>>

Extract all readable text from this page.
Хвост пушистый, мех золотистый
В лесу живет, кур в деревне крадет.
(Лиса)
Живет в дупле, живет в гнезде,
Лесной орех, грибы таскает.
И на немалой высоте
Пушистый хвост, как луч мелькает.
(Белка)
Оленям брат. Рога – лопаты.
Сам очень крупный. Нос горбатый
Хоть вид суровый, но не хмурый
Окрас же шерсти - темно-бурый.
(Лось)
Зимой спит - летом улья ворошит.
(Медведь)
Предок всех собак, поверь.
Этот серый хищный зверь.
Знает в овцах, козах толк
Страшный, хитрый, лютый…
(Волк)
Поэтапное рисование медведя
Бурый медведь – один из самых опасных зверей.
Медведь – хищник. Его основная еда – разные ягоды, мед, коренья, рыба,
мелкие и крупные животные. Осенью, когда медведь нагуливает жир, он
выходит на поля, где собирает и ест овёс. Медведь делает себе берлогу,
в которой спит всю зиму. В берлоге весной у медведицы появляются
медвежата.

<<

Objective
Retype the material in full, character for character.

Written solution
Extract all readable text from this page.
Хвост пушистый, мех золотистый
В лесу живет, кур в деревне крадет.
(Лиса)
Живет в дупле, живет в гнезде,
Лесной орех, грибы таскает.
И на немалой высоте
Пушистый хвост, как луч мелькает.
(Белка)
Оленям брат. Рога – лопаты.
Сам очень крупный. Нос горбатый
Хоть вид суровый, но не хмурый
Окрас же шерсти - темно-бурый.
(Лось)
Зимой спит - летом улья ворошит.
(Медведь)
Предок всех собак, поверь.
Этот серый хищный зверь.
Знает в овцах, козах толк
Страшный, хитрый, лютый…
(Волк)
Поэтапное рисование медведя
Бурый медведь – один из самых опасных зверей.
Медведь – хищник. Его основная еда – разные ягоды, мед, коренья, рыба,
мелкие и крупные животные. Осенью, когда медведь нагуливает жир, он
выходит на поля, где собирает и ест овёс. Медведь делает себе берлогу,
в которой спит всю зиму. В берлоге весной у медведицы появляются
медвежата.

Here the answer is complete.